[PROBLEM TO WORK ON] Print the records below exactly as they appear.

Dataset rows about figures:
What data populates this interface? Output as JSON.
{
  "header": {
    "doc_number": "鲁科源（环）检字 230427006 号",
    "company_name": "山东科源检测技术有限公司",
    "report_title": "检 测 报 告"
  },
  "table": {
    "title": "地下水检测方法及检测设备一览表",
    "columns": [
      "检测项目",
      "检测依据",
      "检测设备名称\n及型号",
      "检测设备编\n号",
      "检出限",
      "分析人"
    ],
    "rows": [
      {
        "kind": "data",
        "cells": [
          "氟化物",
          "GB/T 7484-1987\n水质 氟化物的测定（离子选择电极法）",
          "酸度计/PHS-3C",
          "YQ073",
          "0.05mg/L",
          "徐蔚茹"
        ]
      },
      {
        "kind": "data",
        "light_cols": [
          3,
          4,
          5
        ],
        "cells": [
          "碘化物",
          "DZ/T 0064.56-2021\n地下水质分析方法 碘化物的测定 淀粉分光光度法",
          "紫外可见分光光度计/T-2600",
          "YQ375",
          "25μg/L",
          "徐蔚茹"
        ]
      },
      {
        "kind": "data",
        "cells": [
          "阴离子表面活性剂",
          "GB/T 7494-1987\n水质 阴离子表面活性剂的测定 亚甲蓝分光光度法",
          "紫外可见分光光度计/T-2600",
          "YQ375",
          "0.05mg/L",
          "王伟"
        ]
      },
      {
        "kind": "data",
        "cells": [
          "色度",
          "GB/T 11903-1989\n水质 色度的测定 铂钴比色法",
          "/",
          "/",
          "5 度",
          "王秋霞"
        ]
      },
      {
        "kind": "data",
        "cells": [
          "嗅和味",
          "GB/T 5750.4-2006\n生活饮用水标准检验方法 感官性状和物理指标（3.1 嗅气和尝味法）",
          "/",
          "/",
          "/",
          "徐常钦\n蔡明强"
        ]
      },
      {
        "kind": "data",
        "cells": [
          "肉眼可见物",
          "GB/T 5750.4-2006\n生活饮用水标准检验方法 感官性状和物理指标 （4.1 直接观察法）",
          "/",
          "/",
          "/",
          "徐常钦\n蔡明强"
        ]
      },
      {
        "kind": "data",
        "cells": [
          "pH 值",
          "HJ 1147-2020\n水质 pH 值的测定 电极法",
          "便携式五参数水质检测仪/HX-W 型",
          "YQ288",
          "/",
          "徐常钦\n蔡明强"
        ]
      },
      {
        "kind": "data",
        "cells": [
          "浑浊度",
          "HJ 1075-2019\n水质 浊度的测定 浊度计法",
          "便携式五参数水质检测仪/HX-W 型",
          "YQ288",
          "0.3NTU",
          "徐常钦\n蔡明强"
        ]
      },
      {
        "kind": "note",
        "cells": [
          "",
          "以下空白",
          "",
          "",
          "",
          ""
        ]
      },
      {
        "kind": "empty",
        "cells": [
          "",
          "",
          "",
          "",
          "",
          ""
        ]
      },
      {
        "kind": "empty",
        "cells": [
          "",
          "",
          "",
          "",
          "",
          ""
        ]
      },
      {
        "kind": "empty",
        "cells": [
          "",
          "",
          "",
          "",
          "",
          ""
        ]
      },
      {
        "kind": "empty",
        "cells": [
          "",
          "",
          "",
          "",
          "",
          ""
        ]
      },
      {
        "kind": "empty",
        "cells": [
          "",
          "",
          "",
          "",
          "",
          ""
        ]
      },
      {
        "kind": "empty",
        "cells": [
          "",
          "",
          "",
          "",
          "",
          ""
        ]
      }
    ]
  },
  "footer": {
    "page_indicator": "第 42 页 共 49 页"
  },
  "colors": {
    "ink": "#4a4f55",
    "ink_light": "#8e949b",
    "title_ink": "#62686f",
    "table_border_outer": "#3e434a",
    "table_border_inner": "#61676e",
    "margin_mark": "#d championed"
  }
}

[REPLY TO THE EXERCISE]
What data populates this interface? Output as JSON.
{
  "header": {
    "doc_number": "鲁科源（环）检字 230427006 号",
    "company_name": "山东科源检测技术有限公司",
    "report_title": "检 测 报 告"
  },
  "table": {
    "title": "地下水检测方法及检测设备一览表",
    "columns": [
      "检测项目",
      "检测依据",
      "检测设备名称\n及型号",
      "检测设备编\n号",
      "检出限",
      "分析人"
    ],
    "rows": [
      {
        "kind": "data",
        "cells": [
          "氟化物",
          "GB/T 7484-1987\n水质 氟化物的测定（离子选择电极法）",
          "酸度计/PHS-3C",
          "YQ073",
          "0.05mg/L",
          "徐蔚茹"
        ]
      },
      {
        "kind": "data",
        "light_cols": [
          3,
          4,
          5
        ],
        "cells": [
          "碘化物",
          "DZ/T 0064.56-2021\n地下水质分析方法 碘化物的测定 淀粉分光光度法",
          "紫外可见分光光度计/T-2600",
          "YQ375",
          "25μg/L",
          "徐蔚茹"
        ]
      },
      {
        "kind": "data",
        "cells": [
          "阴离子表面活性剂",
          "GB/T 7494-1987\n水质 阴离子表面活性剂的测定 亚甲蓝分光光度法",
          "紫外可见分光光度计/T-2600",
          "YQ375",
          "0.05mg/L",
          "王伟"
        ]
      },
      {
        "kind": "data",
        "cells": [
          "色度",
          "GB/T 11903-1989\n水质 色度的测定 铂钴比色法",
          "/",
          "/",
          "5 度",
          "王秋霞"
        ]
      },
      {
        "kind": "data",
        "cells": [
          "嗅和味",
          "GB/T 5750.4-2006\n生活饮用水标准检验方法 感官性状和物理指标（3.1 嗅气和尝味法）",
          "/",
          "/",
          "/",
          "徐常钦\n蔡明强"
        ]
      },
      {
        "kind": "data",
        "cells": [
          "肉眼可见物",
          "GB/T 5750.4-2006\n生活饮用水标准检验方法 感官性状和物理指标 （4.1 直接观察法）",
          "/",
          "/",
          "/",
          "徐常钦\n蔡明强"
        ]
      },
      {
        "kind": "data",
        "cells": [
          "pH 值",
          "HJ 1147-2020\n水质 pH 值的测定 电极法",
          "便携式五参数水质检测仪/HX-W 型",
          "YQ288",
          "/",
          "徐常钦\n蔡明强"
        ]
      },
      {
        "kind": "data",
        "cells": [
          "浑浊度",
          "HJ 1075-2019\n水质 浊度的测定 浊度计法",
          "便携式五参数水质检测仪/HX-W 型",
          "YQ288",
          "0.3NTU",
          "徐常钦\n蔡明强"
        ]
      },
      {
        "kind": "note",
        "cells": [
          "",
          "以下空白",
          "",
          "",
          "",
          ""
        ]
      },
      {
        "kind": "empty",
        "cells": [
          "",
          "",
          "",
          "",
          "",
          ""
        ]
      },
      {
        "kind": "empty",
        "cells": [
          "",
          "",
          "",
          "",
          "",
          ""
        ]
      },
      {
        "kind": "empty",
        "cells": [
          "",
          "",
          "",
          "",
          "",
          ""
        ]
      },
      {
        "kind": "empty",
        "cells": [
          "",
          "",
          "",
          "",
          "",
          ""
        ]
      },
      {
        "kind": "empty",
        "cells": [
          "",
          "",
          "",
          "",
          "",
          ""
        ]
      },
      {
        "kind": "empty",
        "cells": [
          "",
          "",
          "",
          "",
          "",
          ""
        ]
      }
    ]
  },
  "footer": {
    "page_indicator": "第 42 页 共 49 页"
  },
  "colors": {
    "ink": "#4a4f55",
    "ink_light": "#8e949b",
    "title_ink": "#62686f",
    "table_border_outer": "#3e434a",
    "table_border_inner": "#61676e",
    "margin_mark": "#d championed"
  }
}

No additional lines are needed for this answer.